Stored records:
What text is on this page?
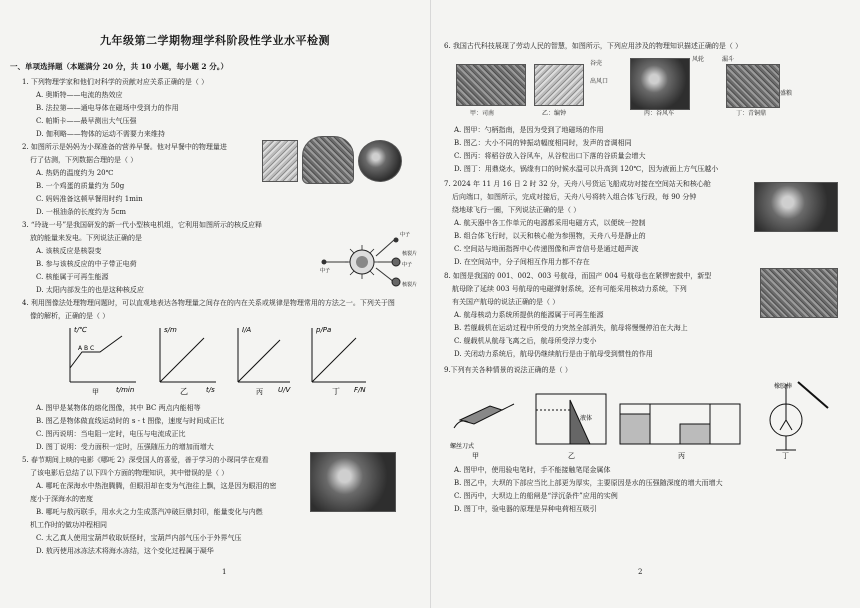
九年级第二学期物理学科阶段性学业水平检测
一、单项选择题（本题满分 20 分，共 10 小题，每小题 2 分。）
1. 下列物理学家和他们对科学的贡献对应关系正确的是（ ）
A. 奥斯特——电流的热效应
B. 法拉第——通电导体在磁场中受到力的作用
C. 帕斯卡——最早测出大气压强
D. 伽利略——物体的运动不需要力来维持
2. 如图所示是妈妈为小琛准备的营养早餐。他对早餐中的物理量进
行了估测，下列数据合理的是（ ）
A. 热奶的温度约为 20℃
B. 一个鸡蛋的质量约为 50g
C. 妈妈准备这顿早餐用时约 1min
D. 一根油条的长度约为 5cm
3. “玲珑一号”是我国研发的新一代小型核电机组，它利用如图所示的核反应释
放的能量来发电。下列说法正确的是
A. 该核反应是核裂变
B. 参与该核反应的中子带正电荷
C. 核能属于可再生能源
D. 太阳内部发生的也是这种核反应
中子
中子
核裂片
中子
核裂片
4. 利用图像法处理物理问题时，可以直观地表达各物理量之间存在的内在关系或规律是物理常用的方法之一。下列关于图
像的解析，正确的是（ ）
t/℃
A B C
t/min
甲
s/m
t/s
乙
I/A
U/V
丙
p/Pa
F/N
丁
A. 图甲是某物体的熔化图像，其中 BC 两点内能相等
B. 图乙是物体做直线运动时的 s - t 图像，速度与时间成正比
C. 图丙说明：当电阻一定时，电压与电流成正比
D. 图丁说明：受力面积一定时，压强随压力的增加而增大
5. 春节期间上映的电影《哪吒 2》深受国人的喜爱，善于学习的小琛同学在观看
了该电影后总结了以下四个方面的物理知识，其中错误的是（ ）
A. 哪吒在深海水中热泡腾腾，但眼泪却在变为气泡往上飘，这是因为眼泪的密
度小于深海水的密度
B. 哪吒与敖丙联手，用水火之力生成蒸汽冲破巨鼎封印，能量变化与内燃
机工作时的做功冲程相同
C. 太乙真人使用宝葫芦收取妖怪时，宝葫芦内部气压小于外界气压
D. 敖丙使用冰冻法术将海水冻结，这个变化过程属于凝华
1
6. 我国古代科技展现了劳动人民的智慧，如图所示，下列应用涉及的物理知识描述正确的是（ ）
谷壳
出风口
风轮	漏斗
盛粮
甲：司南	乙：编钟	丙：谷风车	丁：青铜鼎
A. 图甲：勺柄指南，是因为受到了地磁场的作用
B. 图乙：大小不同的钟振动幅度相同时，发声的音调相同
C. 图丙：将稻谷放入谷风车，从谷粒出口下落的谷质量会增大
D. 图丁：用鼎烧水，锅缘有口的时候水温可以升高到 120℃，因为液面上方气压越小
7. 2024 年 11 月 16 日 2 时 32 分，天舟八号货运飞船成功对接在空间站天和核心舱
后向端口，如图所示，完成对接后，天舟八号将转入组合体飞行段，每 90 分钟
绕地球飞行一圈，下列说法正确的是（ ）
A. 航天器中各工作单元的电源都采用电磁方式，以便统一控制
B. 组合体飞行时，以天和核心舱为参照物，天舟八号是静止的
C. 空间站与地面指挥中心传递图像和声音信号是通过超声波
D. 在空间站中，分子间相互作用力都不存在
8. 如图是我国的 001、002、003 号航母，而国产 004 号航母也在紧锣密鼓中，新型
航母除了延续 003 号航母的电磁弹射系统，还有可能采用核动力系统，下列
有关国产航母的说法正确的是（ ）
A. 航母核动力系统所提供的能源属于可再生能源
B. 若舰载机在运动过程中所受的力突然全部消失，航母将慢慢停泊在大海上
C. 舰载机从航母飞离之后，航母所受浮力变小
D. 关闭动力系统后，航母仍继续航行是由于航母受到惯性的作用
9.下列有关各种情景的说法正确的是（ ）
螺丝刀式
液体
橡胶棒
甲	乙	丙	丁
A. 图甲中，使用验电笔时，手不能接触笔尾金属体
B. 图乙中，大坝的下部应当比上部更为厚实，主要原因是水的压强随深度的增大而增大
C. 图丙中，大坝边上的船闸是“浮沉条件”应用的实例
D. 图丁中，验电器的原理是异种电荷相互吸引
2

SHORT EXERCISE. Output a faithful copy of the data, with each picture left out.

ANSWER TO THE EXERCISE.
What text is on this page?
九年级第二学期物理学科阶段性学业水平检测
一、单项选择题（本题满分 20 分，共 10 小题，每小题 2 分。）
1. 下列物理学家和他们对科学的贡献对应关系正确的是（ ）
A. 奥斯特——电流的热效应
B. 法拉第——通电导体在磁场中受到力的作用
C. 帕斯卡——最早测出大气压强
D. 伽利略——物体的运动不需要力来维持
2. 如图所示是妈妈为小琛准备的营养早餐。他对早餐中的物理量进
行了估测，下列数据合理的是（ ）
A. 热奶的温度约为 20℃
B. 一个鸡蛋的质量约为 50g
C. 妈妈准备这顿早餐用时约 1min
D. 一根油条的长度约为 5cm
3. “玲珑一号”是我国研发的新一代小型核电机组，它利用如图所示的核反应释
放的能量来发电。下列说法正确的是
A. 该核反应是核裂变
B. 参与该核反应的中子带正电荷
C. 核能属于可再生能源
D. 太阳内部发生的也是这种核反应
中子
中子
核裂片
中子
核裂片
4. 利用图像法处理物理问题时，可以直观地表达各物理量之间存在的内在关系或规律是物理常用的方法之一。下列关于图
像的解析，正确的是（ ）
t/℃
A B C
t/min
甲
s/m
t/s
乙
I/A
U/V
丙
p/Pa
F/N
丁
A. 图甲是某物体的熔化图像，其中 BC 两点内能相等
B. 图乙是物体做直线运动时的 s - t 图像，速度与时间成正比
C. 图丙说明：当电阻一定时，电压与电流成正比
D. 图丁说明：受力面积一定时，压强随压力的增加而增大
5. 春节期间上映的电影《哪吒 2》深受国人的喜爱，善于学习的小琛同学在观看
了该电影后总结了以下四个方面的物理知识，其中错误的是（ ）
A. 哪吒在深海水中热泡腾腾，但眼泪却在变为气泡往上飘，这是因为眼泪的密
度小于深海水的密度
B. 哪吒与敖丙联手，用水火之力生成蒸汽冲破巨鼎封印，能量变化与内燃
机工作时的做功冲程相同
C. 太乙真人使用宝葫芦收取妖怪时，宝葫芦内部气压小于外界气压
D. 敖丙使用冰冻法术将海水冻结，这个变化过程属于凝华
1
6. 我国古代科技展现了劳动人民的智慧，如图所示，下列应用涉及的物理知识描述正确的是（ ）
谷壳
出风口
风轮	漏斗
盛粮
甲：司南	乙：编钟	丙：谷风车	丁：青铜鼎
A. 图甲：勺柄指南，是因为受到了地磁场的作用
B. 图乙：大小不同的钟振动幅度相同时，发声的音调相同
C. 图丙：将稻谷放入谷风车，从谷粒出口下落的谷质量会增大
D. 图丁：用鼎烧水，锅缘有口的时候水温可以升高到 120℃，因为液面上方气压越小
7. 2024 年 11 月 16 日 2 时 32 分，天舟八号货运飞船成功对接在空间站天和核心舱
后向端口，如图所示，完成对接后，天舟八号将转入组合体飞行段，每 90 分钟
绕地球飞行一圈，下列说法正确的是（ ）
A. 航天器中各工作单元的电源都采用电磁方式，以便统一控制
B. 组合体飞行时，以天和核心舱为参照物，天舟八号是静止的
C. 空间站与地面指挥中心传递图像和声音信号是通过超声波
D. 在空间站中，分子间相互作用力都不存在
8. 如图是我国的 001、002、003 号航母，而国产 004 号航母也在紧锣密鼓中，新型
航母除了延续 003 号航母的电磁弹射系统，还有可能采用核动力系统，下列
有关国产航母的说法正确的是（ ）
A. 航母核动力系统所提供的能源属于可再生能源
B. 若舰载机在运动过程中所受的力突然全部消失，航母将慢慢停泊在大海上
C. 舰载机从航母飞离之后，航母所受浮力变小
D. 关闭动力系统后，航母仍继续航行是由于航母受到惯性的作用
9.下列有关各种情景的说法正确的是（ ）
螺丝刀式
液体
橡胶棒
甲	乙	丙	丁
A. 图甲中，使用验电笔时，手不能接触笔尾金属体
B. 图乙中，大坝的下部应当比上部更为厚实，主要原因是水的压强随深度的增大而增大
C. 图丙中，大坝边上的船闸是“浮沉条件”应用的实例
D. 图丁中，验电器的原理是异种电荷相互吸引
2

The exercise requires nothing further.